Prompt - Repeat each entry as written and leave the images out of the copy.
_ _ _ _ _
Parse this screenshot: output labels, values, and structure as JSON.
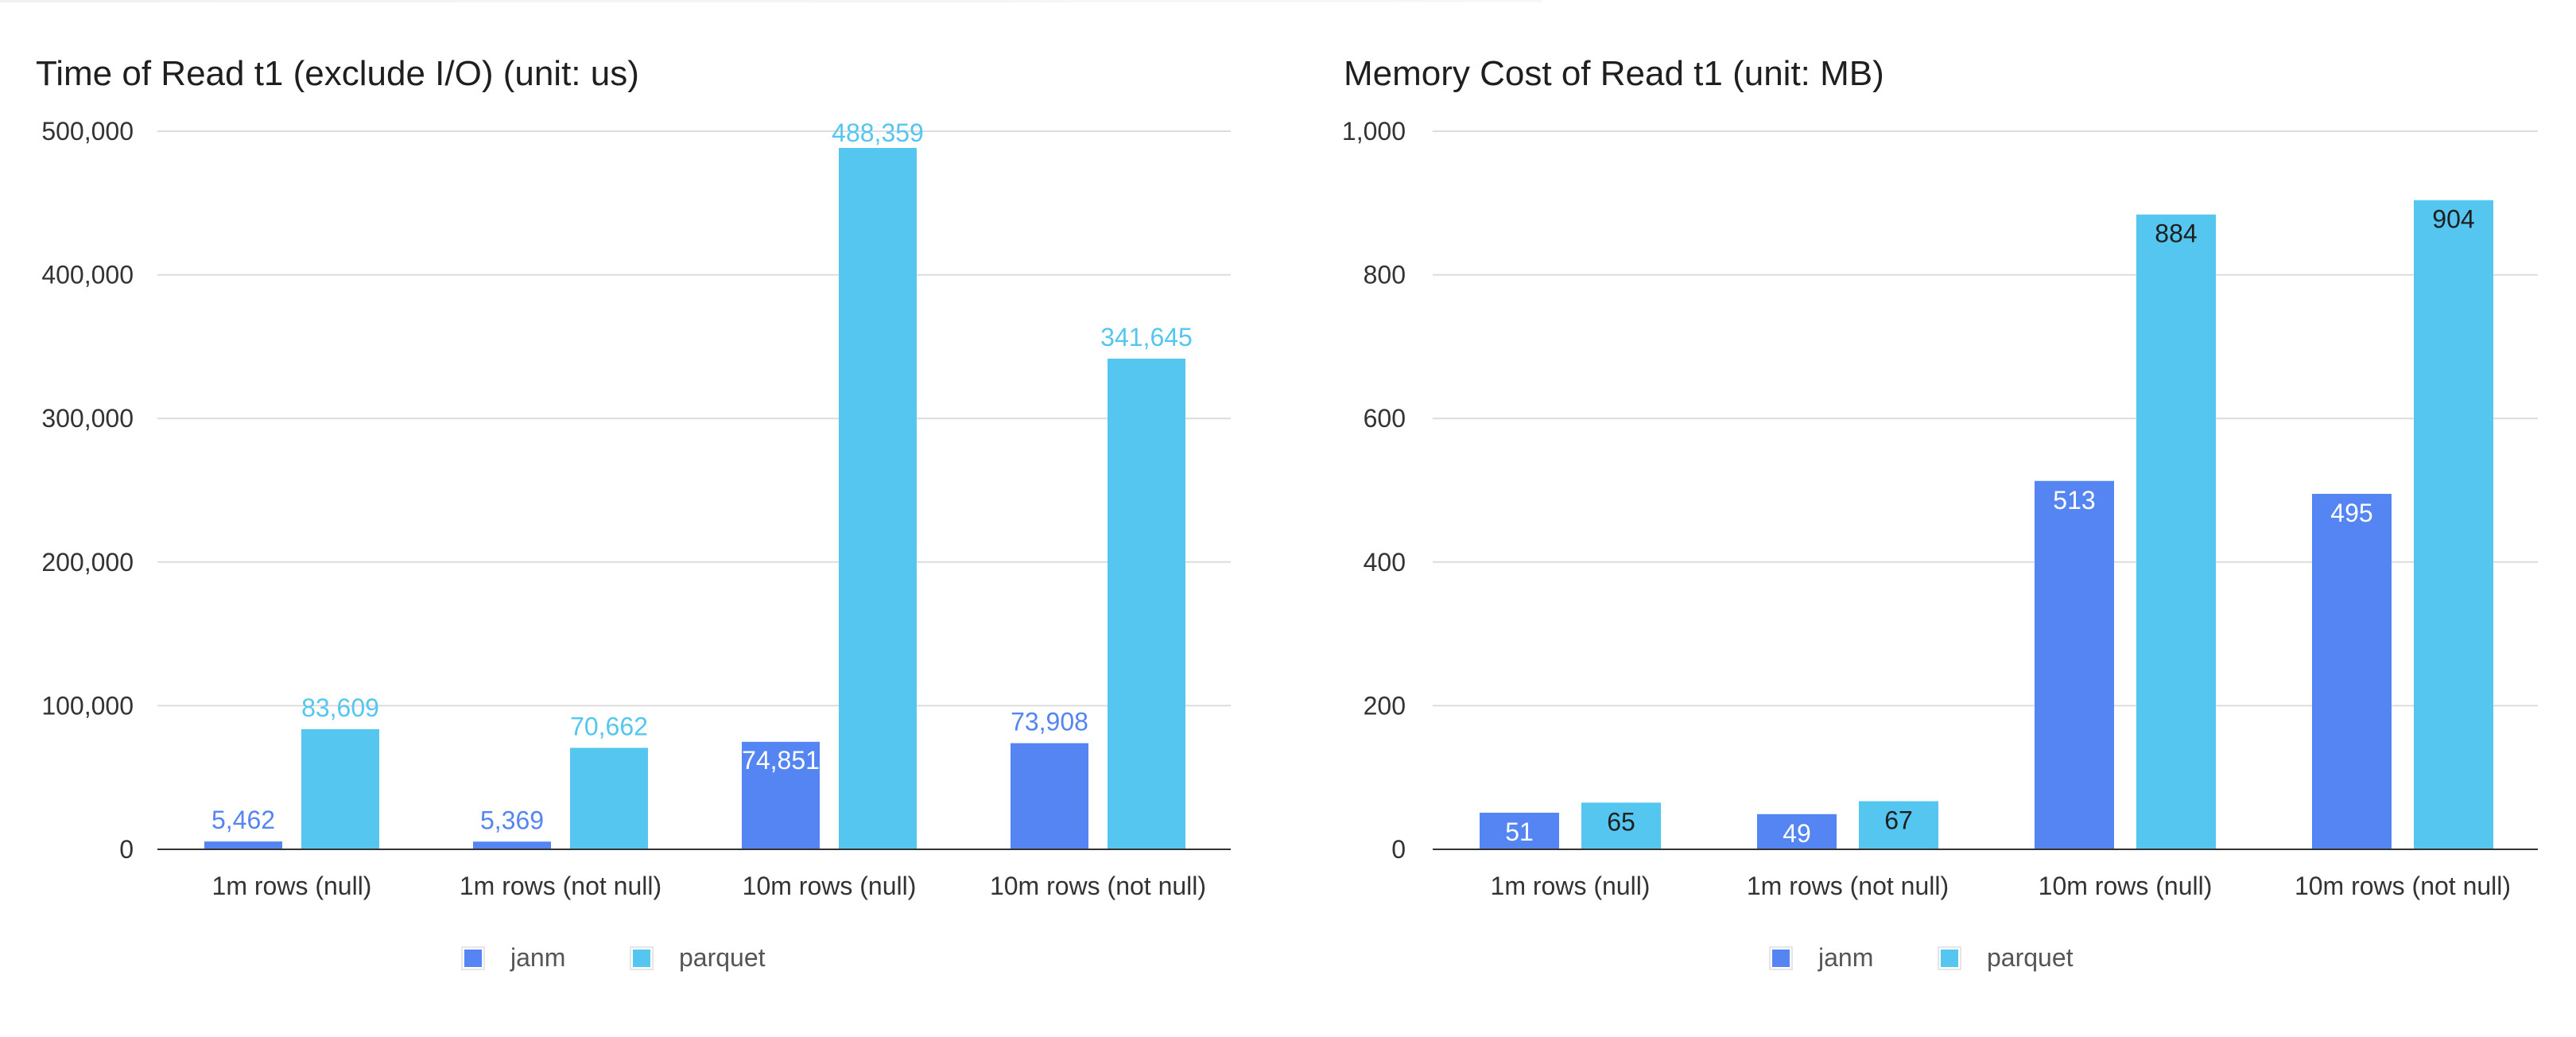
{
  "chart_data": [
    {
      "type": "bar",
      "title": "Time of Read t1 (exclude I/O) (unit: us)",
      "categories": [
        "1m rows (null)",
        "1m rows (not null)",
        "10m rows (null)",
        "10m rows (not null)"
      ],
      "series": [
        {
          "name": "janm",
          "values": [
            5462,
            5369,
            74851,
            73908
          ],
          "labels": [
            "5,462",
            "5,369",
            "74,851",
            "73,908"
          ],
          "color": "#5585f2"
        },
        {
          "name": "parquet",
          "values": [
            83609,
            70662,
            488359,
            341645
          ],
          "labels": [
            "83,609",
            "70,662",
            "488,359",
            "341,645"
          ],
          "color": "#54c6f0"
        }
      ],
      "ylim": [
        0,
        500000
      ],
      "yticks": [
        0,
        100000,
        200000,
        300000,
        400000,
        500000
      ],
      "ytick_labels": [
        "0",
        "100,000",
        "200,000",
        "300,000",
        "400,000",
        "500,000"
      ],
      "label_position": "above",
      "grid": true,
      "legend": "bottom-center"
    },
    {
      "type": "bar",
      "title": "Memory Cost of Read t1 (unit: MB)",
      "categories": [
        "1m rows (null)",
        "1m rows (not null)",
        "10m rows (null)",
        "10m rows (not null)"
      ],
      "series": [
        {
          "name": "janm",
          "values": [
            51,
            49,
            513,
            495
          ],
          "labels": [
            "51",
            "49",
            "513",
            "495"
          ],
          "color": "#5585f2"
        },
        {
          "name": "parquet",
          "values": [
            65,
            67,
            884,
            904
          ],
          "labels": [
            "65",
            "67",
            "884",
            "904"
          ],
          "color": "#54c6f0"
        }
      ],
      "ylim": [
        0,
        1000
      ],
      "yticks": [
        0,
        200,
        400,
        600,
        800,
        1000
      ],
      "ytick_labels": [
        "0",
        "200",
        "400",
        "600",
        "800",
        "1,000"
      ],
      "label_position": "inside-top",
      "grid": true,
      "legend": "bottom-center"
    }
  ]
}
_ _ _ _ _
Written solution -
Parse this screenshot: output labels, values, and structure as JSON.
{
  "chart_data": [
    {
      "type": "bar",
      "title": "Time of Read t1 (exclude I/O) (unit: us)",
      "categories": [
        "1m rows (null)",
        "1m rows (not null)",
        "10m rows (null)",
        "10m rows (not null)"
      ],
      "series": [
        {
          "name": "janm",
          "values": [
            5462,
            5369,
            74851,
            73908
          ],
          "labels": [
            "5,462",
            "5,369",
            "74,851",
            "73,908"
          ],
          "color": "#5585f2"
        },
        {
          "name": "parquet",
          "values": [
            83609,
            70662,
            488359,
            341645
          ],
          "labels": [
            "83,609",
            "70,662",
            "488,359",
            "341,645"
          ],
          "color": "#54c6f0"
        }
      ],
      "ylim": [
        0,
        500000
      ],
      "yticks": [
        0,
        100000,
        200000,
        300000,
        400000,
        500000
      ],
      "ytick_labels": [
        "0",
        "100,000",
        "200,000",
        "300,000",
        "400,000",
        "500,000"
      ],
      "label_position": "above",
      "grid": true,
      "legend": "bottom-center"
    },
    {
      "type": "bar",
      "title": "Memory Cost of Read t1 (unit: MB)",
      "categories": [
        "1m rows (null)",
        "1m rows (not null)",
        "10m rows (null)",
        "10m rows (not null)"
      ],
      "series": [
        {
          "name": "janm",
          "values": [
            51,
            49,
            513,
            495
          ],
          "labels": [
            "51",
            "49",
            "513",
            "495"
          ],
          "color": "#5585f2"
        },
        {
          "name": "parquet",
          "values": [
            65,
            67,
            884,
            904
          ],
          "labels": [
            "65",
            "67",
            "884",
            "904"
          ],
          "color": "#54c6f0"
        }
      ],
      "ylim": [
        0,
        1000
      ],
      "yticks": [
        0,
        200,
        400,
        600,
        800,
        1000
      ],
      "ytick_labels": [
        "0",
        "200",
        "400",
        "600",
        "800",
        "1,000"
      ],
      "label_position": "inside-top",
      "grid": true,
      "legend": "bottom-center"
    }
  ]
}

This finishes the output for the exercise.